Written exercise - Select each line where the word "properties" appears.

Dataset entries
* BEGIN *
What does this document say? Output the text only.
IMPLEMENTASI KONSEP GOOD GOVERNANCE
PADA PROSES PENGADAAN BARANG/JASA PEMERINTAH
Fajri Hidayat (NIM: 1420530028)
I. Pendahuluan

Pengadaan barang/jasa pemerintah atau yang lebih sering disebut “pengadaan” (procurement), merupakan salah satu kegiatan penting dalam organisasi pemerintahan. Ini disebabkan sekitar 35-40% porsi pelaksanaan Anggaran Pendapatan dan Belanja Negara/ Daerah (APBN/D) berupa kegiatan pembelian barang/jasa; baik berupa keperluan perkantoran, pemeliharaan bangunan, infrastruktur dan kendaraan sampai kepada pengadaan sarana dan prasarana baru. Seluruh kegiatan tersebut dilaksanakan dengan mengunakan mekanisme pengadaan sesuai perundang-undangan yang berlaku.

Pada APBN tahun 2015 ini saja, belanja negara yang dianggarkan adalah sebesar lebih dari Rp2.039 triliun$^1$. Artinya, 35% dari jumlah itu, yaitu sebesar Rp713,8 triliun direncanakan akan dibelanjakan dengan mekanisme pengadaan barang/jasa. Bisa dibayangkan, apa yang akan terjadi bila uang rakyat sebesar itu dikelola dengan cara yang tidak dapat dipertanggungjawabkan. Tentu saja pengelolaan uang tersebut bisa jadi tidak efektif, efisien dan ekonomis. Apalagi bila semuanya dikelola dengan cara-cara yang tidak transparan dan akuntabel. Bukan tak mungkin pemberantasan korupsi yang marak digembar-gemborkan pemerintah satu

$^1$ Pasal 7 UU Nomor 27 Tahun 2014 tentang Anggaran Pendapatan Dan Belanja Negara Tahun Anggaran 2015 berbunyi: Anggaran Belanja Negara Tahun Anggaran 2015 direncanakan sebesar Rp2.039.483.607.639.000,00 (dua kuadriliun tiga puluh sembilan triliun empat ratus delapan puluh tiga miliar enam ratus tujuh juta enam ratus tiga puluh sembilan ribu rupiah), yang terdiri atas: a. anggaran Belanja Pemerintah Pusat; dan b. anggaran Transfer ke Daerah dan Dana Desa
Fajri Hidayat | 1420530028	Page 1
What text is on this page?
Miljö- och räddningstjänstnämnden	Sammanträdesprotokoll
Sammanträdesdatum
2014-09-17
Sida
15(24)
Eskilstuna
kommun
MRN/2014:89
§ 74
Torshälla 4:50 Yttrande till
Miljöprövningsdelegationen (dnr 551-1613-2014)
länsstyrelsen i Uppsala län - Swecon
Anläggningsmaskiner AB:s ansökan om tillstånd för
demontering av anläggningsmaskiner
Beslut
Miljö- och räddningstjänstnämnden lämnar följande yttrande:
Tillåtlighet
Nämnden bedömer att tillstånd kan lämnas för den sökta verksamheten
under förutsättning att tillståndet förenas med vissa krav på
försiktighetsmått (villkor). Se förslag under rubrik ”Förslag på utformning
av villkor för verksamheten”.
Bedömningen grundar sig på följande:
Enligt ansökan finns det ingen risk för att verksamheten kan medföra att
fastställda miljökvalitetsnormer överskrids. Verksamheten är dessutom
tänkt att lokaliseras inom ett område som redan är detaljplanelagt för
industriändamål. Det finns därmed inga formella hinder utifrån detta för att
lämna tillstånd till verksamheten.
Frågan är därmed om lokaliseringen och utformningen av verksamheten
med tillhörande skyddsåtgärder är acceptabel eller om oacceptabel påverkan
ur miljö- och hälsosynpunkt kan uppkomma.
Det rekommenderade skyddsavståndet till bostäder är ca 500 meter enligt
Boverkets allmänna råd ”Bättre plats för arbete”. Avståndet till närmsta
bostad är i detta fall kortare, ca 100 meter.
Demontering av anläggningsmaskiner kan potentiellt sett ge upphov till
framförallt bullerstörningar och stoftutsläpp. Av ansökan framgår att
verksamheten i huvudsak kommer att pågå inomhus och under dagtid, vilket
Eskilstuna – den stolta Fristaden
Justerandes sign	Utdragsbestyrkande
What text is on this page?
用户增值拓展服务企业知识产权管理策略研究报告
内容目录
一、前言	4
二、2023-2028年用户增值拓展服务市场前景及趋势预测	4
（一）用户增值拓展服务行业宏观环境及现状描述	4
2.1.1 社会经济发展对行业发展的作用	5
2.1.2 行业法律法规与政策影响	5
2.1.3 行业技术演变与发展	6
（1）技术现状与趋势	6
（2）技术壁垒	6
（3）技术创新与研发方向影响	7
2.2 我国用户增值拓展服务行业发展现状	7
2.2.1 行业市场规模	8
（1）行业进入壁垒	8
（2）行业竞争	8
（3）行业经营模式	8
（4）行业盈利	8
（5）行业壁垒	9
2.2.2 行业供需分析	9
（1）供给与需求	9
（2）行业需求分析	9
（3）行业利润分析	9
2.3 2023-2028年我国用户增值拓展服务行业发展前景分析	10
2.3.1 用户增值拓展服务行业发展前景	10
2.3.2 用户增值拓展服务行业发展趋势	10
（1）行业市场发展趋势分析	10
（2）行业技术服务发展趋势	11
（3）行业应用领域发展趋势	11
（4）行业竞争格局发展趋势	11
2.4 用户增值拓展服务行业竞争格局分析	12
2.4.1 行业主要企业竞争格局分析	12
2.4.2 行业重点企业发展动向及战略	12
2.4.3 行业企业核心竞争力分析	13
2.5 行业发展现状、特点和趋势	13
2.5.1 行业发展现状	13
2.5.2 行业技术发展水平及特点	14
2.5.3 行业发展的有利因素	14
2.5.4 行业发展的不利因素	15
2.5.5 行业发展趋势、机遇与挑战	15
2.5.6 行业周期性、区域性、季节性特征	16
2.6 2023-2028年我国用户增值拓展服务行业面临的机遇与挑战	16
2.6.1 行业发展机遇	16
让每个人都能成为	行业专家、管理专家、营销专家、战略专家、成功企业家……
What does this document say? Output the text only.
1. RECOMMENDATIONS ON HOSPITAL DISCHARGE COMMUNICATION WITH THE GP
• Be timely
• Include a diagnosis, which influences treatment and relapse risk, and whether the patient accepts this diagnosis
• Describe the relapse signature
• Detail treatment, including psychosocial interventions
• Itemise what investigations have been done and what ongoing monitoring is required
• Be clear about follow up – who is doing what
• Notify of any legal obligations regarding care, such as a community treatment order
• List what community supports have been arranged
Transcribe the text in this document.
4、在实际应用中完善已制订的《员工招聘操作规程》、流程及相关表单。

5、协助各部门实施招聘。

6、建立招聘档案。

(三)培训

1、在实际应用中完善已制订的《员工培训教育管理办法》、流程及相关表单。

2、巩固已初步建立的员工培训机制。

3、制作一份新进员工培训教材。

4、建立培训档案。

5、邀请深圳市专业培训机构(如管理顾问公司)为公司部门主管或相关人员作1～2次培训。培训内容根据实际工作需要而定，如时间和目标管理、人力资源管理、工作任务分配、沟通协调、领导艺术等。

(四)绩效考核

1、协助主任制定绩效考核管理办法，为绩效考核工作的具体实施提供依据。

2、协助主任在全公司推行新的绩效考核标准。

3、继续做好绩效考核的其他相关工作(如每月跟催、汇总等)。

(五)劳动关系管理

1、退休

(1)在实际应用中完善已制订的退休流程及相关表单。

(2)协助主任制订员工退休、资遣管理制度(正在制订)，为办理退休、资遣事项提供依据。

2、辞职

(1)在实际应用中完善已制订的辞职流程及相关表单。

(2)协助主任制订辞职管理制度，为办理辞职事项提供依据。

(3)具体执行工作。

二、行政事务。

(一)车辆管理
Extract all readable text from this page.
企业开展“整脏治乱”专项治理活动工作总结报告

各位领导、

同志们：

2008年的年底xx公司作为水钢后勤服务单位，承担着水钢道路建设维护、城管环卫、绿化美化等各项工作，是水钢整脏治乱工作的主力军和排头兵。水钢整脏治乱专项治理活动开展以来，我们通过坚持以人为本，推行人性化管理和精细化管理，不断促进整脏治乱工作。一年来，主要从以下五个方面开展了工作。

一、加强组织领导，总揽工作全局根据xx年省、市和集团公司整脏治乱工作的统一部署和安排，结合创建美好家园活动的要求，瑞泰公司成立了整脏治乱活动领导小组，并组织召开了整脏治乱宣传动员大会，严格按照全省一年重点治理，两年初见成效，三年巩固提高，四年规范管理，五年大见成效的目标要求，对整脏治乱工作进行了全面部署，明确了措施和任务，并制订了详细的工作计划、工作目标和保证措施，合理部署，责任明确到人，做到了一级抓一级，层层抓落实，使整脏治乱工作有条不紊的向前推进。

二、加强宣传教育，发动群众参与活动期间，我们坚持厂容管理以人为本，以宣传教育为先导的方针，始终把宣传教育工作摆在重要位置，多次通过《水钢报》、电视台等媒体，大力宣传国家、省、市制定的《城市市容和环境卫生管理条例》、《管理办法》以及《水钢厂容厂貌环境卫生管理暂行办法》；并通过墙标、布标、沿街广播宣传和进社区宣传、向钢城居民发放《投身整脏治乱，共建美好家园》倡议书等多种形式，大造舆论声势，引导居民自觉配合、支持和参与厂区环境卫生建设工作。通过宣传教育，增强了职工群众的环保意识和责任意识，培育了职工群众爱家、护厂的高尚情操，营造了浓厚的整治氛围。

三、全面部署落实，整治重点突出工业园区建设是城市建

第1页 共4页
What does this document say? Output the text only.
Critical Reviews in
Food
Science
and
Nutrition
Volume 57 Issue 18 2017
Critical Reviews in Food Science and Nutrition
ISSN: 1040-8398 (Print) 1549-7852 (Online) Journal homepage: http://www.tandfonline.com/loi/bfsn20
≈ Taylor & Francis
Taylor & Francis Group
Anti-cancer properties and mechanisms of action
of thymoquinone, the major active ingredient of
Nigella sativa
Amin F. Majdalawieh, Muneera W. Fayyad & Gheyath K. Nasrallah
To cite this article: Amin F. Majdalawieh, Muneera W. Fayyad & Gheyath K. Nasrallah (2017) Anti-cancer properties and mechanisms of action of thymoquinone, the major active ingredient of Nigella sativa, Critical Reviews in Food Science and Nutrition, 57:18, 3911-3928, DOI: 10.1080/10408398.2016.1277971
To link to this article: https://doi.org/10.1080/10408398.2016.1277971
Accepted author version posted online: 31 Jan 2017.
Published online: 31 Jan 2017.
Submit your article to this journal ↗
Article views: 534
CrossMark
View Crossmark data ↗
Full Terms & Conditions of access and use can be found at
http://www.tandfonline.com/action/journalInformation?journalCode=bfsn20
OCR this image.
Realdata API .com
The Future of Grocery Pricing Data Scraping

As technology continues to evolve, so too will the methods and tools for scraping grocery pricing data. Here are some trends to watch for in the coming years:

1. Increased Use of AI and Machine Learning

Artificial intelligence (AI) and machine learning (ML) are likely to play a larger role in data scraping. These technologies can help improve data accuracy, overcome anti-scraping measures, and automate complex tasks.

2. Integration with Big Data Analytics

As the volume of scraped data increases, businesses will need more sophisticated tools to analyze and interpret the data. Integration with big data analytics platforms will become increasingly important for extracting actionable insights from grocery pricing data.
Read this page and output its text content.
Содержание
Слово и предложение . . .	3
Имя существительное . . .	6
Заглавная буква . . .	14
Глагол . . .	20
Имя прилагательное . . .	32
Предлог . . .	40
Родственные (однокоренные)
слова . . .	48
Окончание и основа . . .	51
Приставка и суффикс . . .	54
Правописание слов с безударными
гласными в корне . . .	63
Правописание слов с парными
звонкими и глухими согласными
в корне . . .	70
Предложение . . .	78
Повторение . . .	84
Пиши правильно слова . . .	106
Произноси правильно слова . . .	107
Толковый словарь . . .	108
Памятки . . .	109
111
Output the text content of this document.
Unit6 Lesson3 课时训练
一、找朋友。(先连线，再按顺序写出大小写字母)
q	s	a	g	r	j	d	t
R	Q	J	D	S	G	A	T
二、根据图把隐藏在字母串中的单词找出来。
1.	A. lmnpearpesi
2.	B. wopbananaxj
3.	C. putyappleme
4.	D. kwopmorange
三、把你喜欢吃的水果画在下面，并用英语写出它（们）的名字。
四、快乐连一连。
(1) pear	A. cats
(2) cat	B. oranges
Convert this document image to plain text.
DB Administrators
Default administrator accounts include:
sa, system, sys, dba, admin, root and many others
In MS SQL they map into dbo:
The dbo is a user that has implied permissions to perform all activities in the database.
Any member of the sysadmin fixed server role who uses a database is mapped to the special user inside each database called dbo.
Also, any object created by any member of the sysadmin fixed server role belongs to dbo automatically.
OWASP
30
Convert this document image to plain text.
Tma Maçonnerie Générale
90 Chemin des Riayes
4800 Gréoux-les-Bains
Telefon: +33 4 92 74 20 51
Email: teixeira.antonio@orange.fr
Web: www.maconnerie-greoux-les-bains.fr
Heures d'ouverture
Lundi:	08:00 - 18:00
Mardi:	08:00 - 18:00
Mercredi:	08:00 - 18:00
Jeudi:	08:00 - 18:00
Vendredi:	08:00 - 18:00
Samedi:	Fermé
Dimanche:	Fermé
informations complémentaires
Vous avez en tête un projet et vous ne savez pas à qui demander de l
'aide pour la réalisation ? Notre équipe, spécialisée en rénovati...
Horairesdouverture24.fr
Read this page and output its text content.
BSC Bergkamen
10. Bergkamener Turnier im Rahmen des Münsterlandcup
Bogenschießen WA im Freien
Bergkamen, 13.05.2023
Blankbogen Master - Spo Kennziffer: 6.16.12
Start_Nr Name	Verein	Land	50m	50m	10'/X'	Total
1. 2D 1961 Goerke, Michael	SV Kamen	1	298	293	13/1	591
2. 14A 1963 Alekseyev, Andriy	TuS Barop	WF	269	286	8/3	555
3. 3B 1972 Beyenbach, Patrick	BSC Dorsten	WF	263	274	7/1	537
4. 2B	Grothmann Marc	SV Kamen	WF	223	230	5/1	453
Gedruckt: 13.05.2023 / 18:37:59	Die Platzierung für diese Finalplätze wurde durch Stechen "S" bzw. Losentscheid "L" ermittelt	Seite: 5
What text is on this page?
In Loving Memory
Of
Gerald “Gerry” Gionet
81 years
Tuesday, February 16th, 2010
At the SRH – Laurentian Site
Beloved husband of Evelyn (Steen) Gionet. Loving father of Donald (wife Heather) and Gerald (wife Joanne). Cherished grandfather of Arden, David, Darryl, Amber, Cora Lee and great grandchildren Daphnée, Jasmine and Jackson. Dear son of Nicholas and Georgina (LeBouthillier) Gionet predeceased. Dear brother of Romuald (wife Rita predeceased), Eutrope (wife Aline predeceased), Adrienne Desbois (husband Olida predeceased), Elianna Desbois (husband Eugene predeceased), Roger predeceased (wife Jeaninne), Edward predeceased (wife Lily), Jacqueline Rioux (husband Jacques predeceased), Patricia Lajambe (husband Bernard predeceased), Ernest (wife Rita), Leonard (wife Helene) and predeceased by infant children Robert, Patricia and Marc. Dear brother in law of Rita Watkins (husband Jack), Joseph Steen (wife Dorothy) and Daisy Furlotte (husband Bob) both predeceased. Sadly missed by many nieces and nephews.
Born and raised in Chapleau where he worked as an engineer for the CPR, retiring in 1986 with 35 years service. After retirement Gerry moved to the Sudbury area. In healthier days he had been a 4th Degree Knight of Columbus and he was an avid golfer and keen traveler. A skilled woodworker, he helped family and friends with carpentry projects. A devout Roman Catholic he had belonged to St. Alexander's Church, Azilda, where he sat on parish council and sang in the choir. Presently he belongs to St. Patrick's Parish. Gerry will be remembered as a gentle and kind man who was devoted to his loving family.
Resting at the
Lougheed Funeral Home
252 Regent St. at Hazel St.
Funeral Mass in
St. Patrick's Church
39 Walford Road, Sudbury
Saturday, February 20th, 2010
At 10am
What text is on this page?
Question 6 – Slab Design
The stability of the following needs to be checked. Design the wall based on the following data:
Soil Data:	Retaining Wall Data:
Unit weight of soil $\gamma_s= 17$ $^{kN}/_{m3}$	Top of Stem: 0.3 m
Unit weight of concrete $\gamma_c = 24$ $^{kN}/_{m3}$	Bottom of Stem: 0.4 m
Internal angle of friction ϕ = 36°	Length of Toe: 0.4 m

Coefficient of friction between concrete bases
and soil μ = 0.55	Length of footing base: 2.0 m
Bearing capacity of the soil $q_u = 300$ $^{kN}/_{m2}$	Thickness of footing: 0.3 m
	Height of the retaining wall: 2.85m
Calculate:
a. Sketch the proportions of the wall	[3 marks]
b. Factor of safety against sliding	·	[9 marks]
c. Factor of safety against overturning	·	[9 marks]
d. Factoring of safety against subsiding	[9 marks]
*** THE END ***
* END *
Worked solution -
Anti-cancer properties and mechanisms of action
To cite this article: Amin F. Majdalawieh, Muneera W. Fayyad & Gheyath K. Nasrallah (2017) Anti-cancer properties and mechanisms of action of thymoquinone, the major active ingredient of Nigella sativa, Critical Reviews in Food Science and Nutrition, 57:18, 3911-3928, DOI: 10.1080/10408398.2016.1277971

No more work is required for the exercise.